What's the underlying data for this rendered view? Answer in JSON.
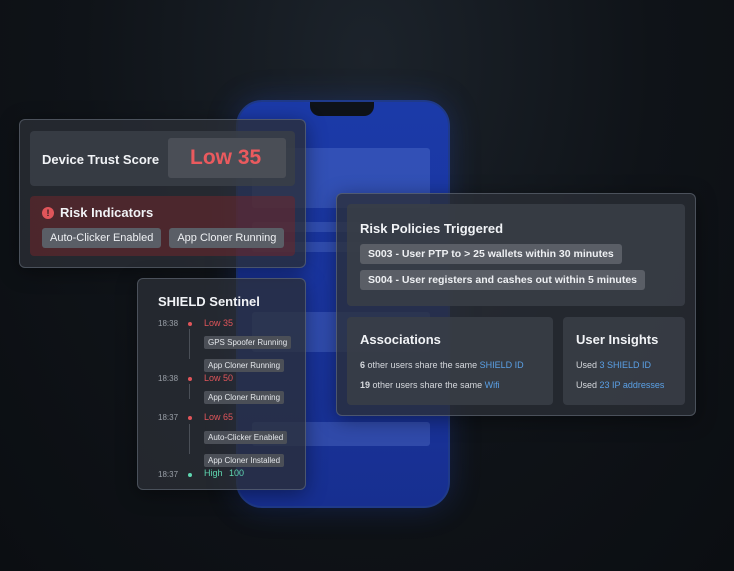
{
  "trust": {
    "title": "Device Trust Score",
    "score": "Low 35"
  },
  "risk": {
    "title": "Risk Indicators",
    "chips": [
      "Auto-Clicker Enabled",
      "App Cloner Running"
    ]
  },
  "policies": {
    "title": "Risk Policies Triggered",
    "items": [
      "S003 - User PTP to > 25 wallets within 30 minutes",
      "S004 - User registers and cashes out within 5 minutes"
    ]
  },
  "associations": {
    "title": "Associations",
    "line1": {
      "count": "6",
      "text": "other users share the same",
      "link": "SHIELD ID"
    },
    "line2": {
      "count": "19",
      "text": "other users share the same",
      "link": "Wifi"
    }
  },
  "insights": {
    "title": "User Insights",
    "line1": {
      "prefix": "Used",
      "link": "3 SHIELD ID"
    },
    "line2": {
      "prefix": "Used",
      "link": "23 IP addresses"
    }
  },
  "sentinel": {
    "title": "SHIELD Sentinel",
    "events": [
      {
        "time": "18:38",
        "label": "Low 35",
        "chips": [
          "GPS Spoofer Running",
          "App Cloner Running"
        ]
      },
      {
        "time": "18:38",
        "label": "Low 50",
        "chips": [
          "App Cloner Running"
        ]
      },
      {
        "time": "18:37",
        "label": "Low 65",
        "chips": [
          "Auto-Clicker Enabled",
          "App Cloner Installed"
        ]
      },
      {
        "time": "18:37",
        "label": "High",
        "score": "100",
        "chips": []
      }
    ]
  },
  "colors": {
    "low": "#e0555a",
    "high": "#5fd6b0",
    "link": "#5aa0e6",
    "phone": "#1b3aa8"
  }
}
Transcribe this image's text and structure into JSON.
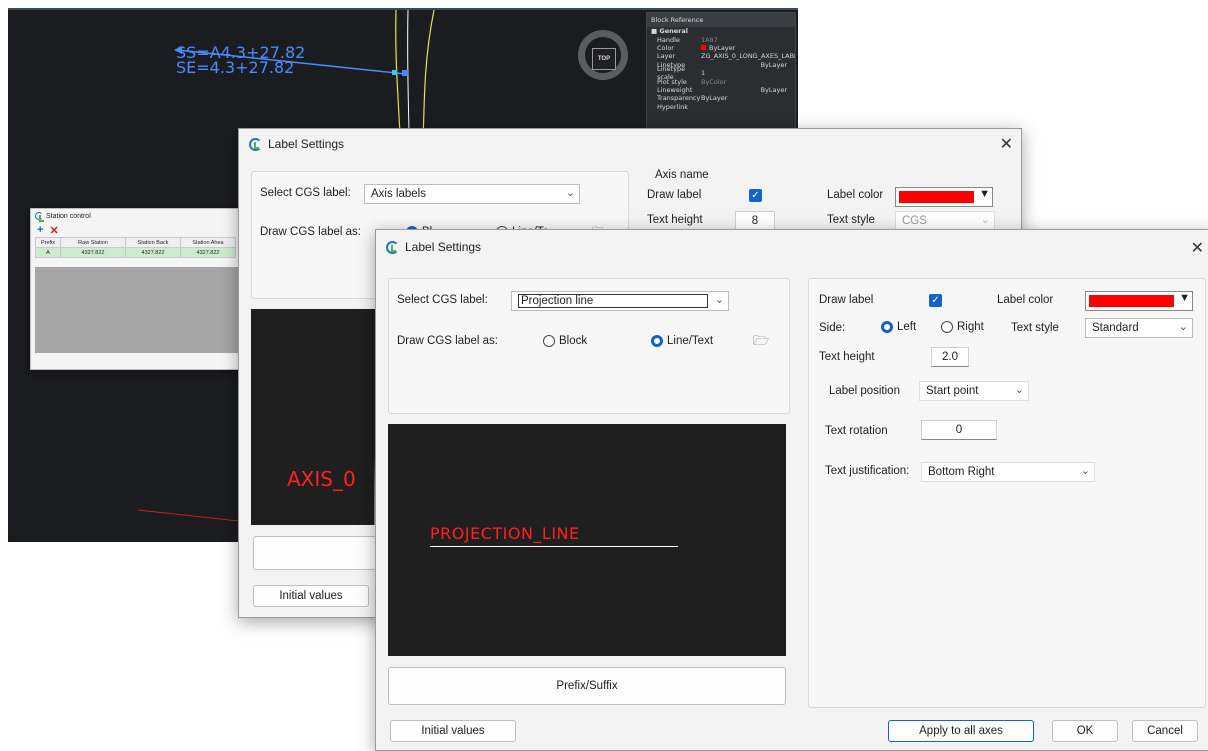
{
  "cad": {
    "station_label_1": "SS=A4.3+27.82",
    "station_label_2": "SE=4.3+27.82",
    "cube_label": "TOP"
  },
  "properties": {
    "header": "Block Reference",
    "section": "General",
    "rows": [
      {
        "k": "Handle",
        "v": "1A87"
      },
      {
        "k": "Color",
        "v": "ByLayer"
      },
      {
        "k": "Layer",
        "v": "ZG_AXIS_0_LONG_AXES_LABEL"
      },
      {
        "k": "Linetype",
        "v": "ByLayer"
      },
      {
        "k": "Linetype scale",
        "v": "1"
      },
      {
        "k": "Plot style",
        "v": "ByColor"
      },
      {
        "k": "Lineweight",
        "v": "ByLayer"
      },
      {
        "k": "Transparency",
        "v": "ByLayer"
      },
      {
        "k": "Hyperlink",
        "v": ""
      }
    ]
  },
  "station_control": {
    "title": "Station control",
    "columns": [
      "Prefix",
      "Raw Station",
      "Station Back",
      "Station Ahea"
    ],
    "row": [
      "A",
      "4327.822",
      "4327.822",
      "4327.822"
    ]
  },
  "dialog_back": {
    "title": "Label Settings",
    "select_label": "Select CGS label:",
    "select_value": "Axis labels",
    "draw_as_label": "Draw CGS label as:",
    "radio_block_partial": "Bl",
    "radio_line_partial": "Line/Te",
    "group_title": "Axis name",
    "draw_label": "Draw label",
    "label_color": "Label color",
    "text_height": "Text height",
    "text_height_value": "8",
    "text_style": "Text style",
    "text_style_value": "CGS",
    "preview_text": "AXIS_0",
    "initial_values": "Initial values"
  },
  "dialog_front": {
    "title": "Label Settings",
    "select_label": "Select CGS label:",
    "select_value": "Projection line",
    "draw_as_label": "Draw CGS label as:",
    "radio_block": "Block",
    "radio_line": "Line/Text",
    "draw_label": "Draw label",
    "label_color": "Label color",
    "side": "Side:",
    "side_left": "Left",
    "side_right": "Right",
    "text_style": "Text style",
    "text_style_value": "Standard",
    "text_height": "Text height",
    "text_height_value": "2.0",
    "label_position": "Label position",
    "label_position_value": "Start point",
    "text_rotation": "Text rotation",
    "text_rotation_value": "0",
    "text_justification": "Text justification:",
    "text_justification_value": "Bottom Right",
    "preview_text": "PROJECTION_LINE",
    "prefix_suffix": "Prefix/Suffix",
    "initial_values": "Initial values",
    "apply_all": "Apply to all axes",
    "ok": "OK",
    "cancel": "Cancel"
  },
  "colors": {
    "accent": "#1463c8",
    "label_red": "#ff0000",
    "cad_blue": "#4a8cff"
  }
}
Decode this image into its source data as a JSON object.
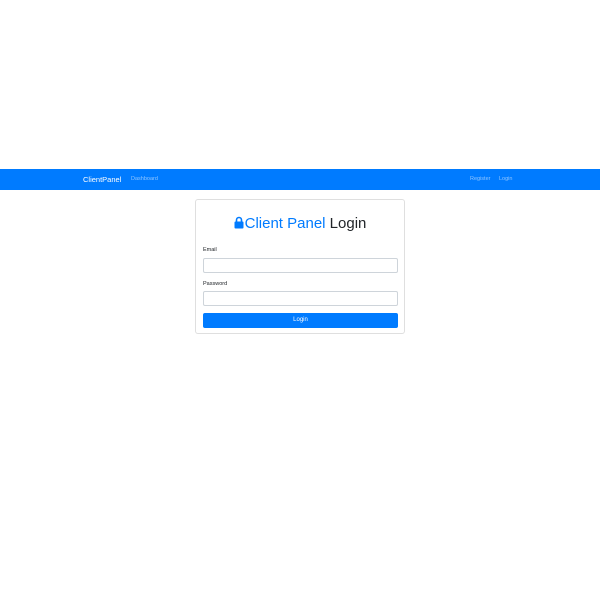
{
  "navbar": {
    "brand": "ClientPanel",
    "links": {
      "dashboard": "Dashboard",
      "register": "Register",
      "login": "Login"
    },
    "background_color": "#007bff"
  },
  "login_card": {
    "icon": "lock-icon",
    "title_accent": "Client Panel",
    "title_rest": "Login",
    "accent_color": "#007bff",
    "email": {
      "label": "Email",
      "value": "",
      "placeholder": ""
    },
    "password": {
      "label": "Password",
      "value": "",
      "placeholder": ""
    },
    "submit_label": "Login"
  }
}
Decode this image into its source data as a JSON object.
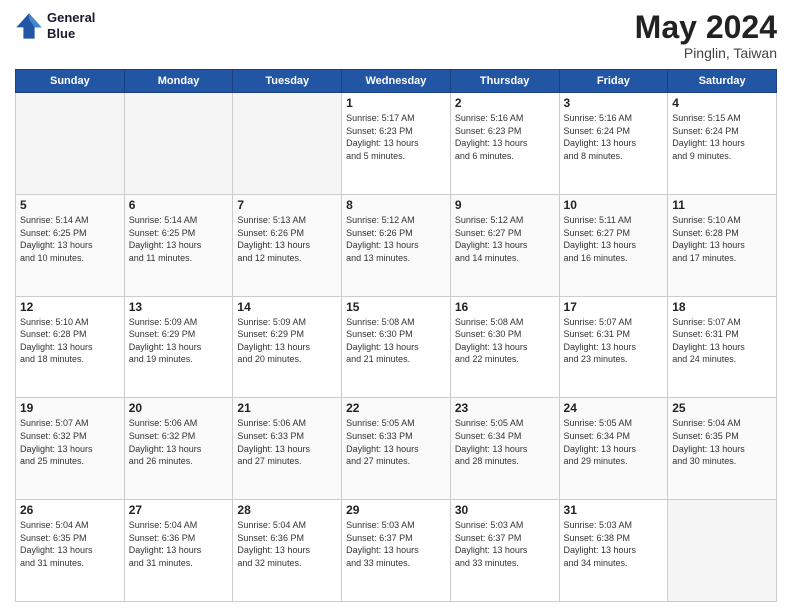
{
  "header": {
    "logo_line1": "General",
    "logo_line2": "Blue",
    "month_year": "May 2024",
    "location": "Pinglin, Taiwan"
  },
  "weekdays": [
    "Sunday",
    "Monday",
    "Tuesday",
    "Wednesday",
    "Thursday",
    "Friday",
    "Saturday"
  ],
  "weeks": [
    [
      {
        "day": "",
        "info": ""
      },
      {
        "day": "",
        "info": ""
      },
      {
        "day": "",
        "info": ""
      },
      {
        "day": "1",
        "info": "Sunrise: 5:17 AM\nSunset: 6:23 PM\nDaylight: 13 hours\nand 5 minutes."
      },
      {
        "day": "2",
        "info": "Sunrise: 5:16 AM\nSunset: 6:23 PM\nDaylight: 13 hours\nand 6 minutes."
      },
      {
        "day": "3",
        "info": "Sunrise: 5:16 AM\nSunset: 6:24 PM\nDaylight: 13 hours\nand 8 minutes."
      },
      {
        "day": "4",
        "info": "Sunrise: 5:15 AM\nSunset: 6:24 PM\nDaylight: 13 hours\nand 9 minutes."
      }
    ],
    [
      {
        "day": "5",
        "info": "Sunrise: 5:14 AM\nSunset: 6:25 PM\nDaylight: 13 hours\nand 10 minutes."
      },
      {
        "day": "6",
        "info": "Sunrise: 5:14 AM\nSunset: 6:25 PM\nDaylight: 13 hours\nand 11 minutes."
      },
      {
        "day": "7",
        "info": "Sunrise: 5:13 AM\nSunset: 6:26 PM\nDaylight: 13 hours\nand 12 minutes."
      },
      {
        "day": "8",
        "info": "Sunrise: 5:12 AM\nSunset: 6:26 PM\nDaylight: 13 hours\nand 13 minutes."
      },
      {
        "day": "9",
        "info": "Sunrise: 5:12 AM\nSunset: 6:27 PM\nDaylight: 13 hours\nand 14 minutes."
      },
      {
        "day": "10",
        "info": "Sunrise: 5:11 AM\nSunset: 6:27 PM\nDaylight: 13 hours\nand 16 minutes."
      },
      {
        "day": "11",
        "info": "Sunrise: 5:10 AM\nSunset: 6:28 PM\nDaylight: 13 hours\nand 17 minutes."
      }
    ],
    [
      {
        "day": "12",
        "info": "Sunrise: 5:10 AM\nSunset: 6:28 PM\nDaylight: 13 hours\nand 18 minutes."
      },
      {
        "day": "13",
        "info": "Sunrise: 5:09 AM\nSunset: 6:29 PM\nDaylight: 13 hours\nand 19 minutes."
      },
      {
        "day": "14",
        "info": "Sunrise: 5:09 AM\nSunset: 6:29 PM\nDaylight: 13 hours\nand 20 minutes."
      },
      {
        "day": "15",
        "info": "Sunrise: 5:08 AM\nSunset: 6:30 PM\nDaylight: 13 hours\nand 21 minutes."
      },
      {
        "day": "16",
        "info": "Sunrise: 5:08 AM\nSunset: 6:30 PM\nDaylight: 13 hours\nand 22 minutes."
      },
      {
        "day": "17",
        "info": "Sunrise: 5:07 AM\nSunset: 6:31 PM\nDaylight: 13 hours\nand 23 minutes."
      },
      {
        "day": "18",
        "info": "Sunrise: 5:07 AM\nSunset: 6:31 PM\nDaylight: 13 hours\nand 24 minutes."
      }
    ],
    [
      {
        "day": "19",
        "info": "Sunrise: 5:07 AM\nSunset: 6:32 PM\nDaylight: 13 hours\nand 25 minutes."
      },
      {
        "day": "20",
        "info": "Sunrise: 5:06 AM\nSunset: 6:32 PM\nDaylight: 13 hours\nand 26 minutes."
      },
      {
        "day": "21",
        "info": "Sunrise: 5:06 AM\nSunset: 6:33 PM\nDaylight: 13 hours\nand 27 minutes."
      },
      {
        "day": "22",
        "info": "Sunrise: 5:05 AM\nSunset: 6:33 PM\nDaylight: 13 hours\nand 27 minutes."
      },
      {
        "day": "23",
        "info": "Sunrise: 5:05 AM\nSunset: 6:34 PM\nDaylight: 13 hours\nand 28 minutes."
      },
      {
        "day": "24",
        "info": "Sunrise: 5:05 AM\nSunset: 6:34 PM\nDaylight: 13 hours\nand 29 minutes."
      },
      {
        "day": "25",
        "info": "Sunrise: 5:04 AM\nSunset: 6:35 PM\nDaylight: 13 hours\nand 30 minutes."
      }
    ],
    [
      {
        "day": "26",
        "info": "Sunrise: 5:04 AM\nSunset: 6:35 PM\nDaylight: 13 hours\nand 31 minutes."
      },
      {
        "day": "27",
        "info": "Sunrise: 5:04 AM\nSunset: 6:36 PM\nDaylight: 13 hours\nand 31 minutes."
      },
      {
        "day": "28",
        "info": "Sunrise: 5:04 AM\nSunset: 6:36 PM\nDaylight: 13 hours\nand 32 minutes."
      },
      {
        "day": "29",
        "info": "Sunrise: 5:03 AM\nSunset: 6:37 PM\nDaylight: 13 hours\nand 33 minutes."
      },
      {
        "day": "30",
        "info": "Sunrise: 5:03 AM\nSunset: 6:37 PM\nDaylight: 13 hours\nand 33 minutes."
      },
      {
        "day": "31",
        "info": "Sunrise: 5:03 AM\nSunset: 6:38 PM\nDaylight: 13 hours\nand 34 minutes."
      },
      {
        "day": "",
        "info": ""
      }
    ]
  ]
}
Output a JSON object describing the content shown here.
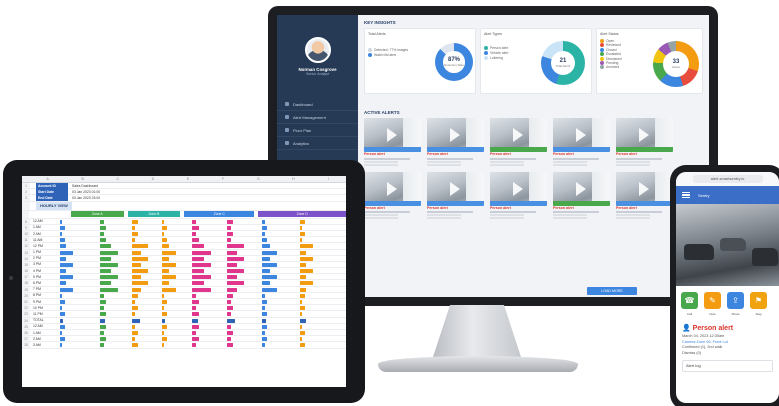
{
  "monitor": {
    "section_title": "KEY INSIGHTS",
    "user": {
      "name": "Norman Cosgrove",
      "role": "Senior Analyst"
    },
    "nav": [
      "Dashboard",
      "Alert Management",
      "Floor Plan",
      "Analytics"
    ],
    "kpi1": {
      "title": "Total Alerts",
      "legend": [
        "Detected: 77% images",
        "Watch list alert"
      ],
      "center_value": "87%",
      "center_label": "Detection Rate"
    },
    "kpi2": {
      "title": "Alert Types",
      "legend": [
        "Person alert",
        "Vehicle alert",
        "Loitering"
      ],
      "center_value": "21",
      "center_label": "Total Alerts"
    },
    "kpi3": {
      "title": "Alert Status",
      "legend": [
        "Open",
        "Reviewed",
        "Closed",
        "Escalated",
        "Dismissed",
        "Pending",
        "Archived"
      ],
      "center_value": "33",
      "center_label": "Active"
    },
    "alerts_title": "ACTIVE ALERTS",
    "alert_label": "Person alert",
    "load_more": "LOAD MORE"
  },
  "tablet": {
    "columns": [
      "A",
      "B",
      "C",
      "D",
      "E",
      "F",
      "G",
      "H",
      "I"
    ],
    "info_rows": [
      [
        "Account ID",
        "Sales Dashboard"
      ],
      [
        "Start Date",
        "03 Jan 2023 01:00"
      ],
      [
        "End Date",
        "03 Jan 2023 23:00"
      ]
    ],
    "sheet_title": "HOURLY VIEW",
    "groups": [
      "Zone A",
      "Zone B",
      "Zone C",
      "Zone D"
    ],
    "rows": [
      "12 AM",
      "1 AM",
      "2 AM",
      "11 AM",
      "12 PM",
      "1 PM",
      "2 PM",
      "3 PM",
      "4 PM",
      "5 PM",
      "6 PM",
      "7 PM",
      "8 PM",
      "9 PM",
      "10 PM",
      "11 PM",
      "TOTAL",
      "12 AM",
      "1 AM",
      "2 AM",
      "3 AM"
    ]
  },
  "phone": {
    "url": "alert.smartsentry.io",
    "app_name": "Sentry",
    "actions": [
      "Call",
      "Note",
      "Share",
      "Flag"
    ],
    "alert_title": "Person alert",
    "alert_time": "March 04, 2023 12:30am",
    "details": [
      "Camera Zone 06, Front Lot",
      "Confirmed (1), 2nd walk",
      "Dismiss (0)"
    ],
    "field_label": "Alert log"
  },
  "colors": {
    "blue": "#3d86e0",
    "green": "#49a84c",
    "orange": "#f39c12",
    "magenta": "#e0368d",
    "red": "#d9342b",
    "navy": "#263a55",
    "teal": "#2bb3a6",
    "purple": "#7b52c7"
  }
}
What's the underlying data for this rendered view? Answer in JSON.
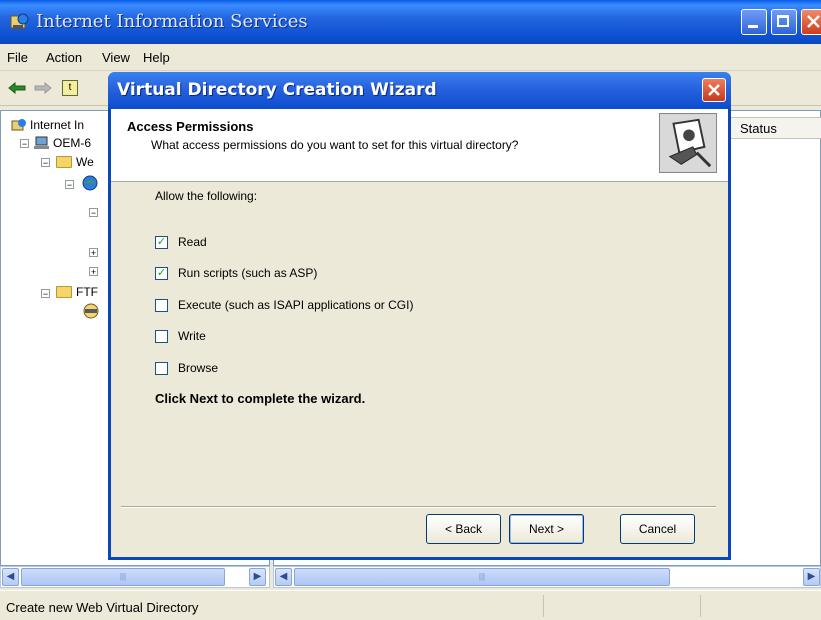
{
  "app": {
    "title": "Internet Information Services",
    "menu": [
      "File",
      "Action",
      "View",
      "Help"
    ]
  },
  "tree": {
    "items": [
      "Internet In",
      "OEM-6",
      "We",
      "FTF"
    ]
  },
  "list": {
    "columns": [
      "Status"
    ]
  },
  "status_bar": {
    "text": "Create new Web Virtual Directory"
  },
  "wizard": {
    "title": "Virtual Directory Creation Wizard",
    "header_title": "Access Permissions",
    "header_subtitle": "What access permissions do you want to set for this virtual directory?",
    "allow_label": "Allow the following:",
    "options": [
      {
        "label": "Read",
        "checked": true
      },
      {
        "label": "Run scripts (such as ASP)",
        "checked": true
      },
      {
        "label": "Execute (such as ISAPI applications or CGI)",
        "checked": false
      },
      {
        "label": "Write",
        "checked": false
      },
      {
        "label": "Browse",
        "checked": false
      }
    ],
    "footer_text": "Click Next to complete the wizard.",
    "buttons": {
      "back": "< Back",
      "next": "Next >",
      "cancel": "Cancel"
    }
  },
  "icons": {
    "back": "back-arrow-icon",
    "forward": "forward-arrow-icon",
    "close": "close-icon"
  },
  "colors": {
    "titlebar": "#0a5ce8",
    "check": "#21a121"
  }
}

◆ ◆ ◆ ◆ ◆

◆ **GOAL**:
Go through the records above and copy every line with the word "Dashboard".

◆ **FULL OUTPUT**:
      "dashboard": "Dashboard",
      "Dashboard",
        "Sales Dashboard"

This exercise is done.